*Task directions:* Present the data once more in exactly its original form.

** START Source records **

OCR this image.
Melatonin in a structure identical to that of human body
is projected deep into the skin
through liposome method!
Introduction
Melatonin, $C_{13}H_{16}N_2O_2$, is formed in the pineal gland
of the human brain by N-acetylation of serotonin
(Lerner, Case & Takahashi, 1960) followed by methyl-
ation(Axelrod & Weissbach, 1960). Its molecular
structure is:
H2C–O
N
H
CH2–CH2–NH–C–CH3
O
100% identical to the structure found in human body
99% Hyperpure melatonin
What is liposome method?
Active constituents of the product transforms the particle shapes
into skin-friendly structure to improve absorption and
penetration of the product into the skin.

** END Source records **

*Expected answer:*
OCR this image.
Melatonin in a structure identical to that of human body
is projected deep into the skin
through liposome method!
Introduction
Melatonin, $C_{13}H_{16}N_2O_2$, is formed in the pineal gland
of the human brain by N-acetylation of serotonin
(Lerner, Case & Takahashi, 1960) followed by methyl-
ation(Axelrod & Weissbach, 1960). Its molecular
structure is:
H2C–O
N
H
CH2–CH2–NH–C–CH3
O
100% identical to the structure found in human body
99% Hyperpure melatonin
What is liposome method?
Active constituents of the product transforms the particle shapes
into skin-friendly structure to improve absorption and
penetration of the product into the skin.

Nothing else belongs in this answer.